### Request
Examine the entries and show every line in which the word "deux" is found.

####

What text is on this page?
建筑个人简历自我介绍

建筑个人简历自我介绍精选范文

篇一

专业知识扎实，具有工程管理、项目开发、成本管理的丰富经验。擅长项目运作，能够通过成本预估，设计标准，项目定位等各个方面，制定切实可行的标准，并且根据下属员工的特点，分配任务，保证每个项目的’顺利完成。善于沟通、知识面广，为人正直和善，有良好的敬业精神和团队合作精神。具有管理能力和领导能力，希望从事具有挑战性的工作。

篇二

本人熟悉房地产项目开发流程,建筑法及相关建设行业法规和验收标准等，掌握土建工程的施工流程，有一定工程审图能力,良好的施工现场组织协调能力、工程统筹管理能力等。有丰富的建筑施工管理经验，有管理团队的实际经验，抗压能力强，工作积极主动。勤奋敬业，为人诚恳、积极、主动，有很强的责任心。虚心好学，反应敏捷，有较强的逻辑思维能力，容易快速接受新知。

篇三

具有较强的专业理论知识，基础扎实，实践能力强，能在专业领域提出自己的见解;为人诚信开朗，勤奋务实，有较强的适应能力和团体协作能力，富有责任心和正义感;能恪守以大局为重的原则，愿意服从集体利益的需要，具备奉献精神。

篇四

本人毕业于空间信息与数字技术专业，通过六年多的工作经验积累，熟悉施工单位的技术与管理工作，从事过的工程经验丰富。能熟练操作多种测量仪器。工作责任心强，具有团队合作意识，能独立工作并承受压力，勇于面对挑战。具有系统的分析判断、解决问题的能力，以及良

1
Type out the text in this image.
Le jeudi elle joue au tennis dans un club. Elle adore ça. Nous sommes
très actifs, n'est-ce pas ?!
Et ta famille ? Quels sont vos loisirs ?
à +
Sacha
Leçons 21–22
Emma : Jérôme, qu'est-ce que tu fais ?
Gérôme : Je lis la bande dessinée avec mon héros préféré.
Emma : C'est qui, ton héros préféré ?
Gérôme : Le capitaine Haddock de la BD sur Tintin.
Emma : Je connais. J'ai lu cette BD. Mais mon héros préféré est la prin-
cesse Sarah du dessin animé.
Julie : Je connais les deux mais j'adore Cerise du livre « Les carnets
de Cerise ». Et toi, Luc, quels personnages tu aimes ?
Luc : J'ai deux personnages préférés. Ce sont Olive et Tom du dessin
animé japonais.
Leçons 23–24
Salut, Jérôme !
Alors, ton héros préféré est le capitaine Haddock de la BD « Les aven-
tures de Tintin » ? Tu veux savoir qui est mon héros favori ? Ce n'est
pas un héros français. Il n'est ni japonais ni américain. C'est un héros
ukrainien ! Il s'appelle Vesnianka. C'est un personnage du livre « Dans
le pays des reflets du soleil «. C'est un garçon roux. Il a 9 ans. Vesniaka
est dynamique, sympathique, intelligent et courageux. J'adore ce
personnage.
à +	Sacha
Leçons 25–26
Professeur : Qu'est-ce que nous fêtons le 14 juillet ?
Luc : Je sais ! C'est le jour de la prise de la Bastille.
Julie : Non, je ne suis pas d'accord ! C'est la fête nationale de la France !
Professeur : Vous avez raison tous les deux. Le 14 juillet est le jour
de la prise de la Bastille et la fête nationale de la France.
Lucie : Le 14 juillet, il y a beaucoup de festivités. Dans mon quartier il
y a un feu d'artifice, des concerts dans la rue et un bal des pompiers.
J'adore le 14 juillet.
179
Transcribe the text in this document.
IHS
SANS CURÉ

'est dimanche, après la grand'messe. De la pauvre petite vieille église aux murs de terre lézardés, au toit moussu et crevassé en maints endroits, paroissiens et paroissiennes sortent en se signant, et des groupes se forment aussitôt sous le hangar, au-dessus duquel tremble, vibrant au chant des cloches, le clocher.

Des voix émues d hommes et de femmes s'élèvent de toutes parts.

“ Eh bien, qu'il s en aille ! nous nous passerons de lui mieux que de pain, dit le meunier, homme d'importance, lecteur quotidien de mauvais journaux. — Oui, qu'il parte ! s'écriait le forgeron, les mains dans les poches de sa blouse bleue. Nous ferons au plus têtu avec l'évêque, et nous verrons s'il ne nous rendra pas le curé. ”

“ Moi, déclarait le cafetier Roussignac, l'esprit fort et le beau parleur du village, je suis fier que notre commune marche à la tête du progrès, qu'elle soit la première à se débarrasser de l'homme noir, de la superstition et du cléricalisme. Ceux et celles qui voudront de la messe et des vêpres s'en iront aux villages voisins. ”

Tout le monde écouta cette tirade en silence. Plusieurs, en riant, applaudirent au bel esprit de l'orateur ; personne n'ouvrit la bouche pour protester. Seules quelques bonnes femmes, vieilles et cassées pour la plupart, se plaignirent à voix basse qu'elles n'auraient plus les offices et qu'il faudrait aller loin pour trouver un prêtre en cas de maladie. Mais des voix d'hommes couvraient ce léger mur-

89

####

### Final result
Julie : Je connais les deux mais j'adore Cerise du livre « Les carnets
Luc : J'ai deux personnages préférés. Ce sont Olive et Tom du dessin
Professeur : Vous avez raison tous les deux. Le 14 juillet est le jour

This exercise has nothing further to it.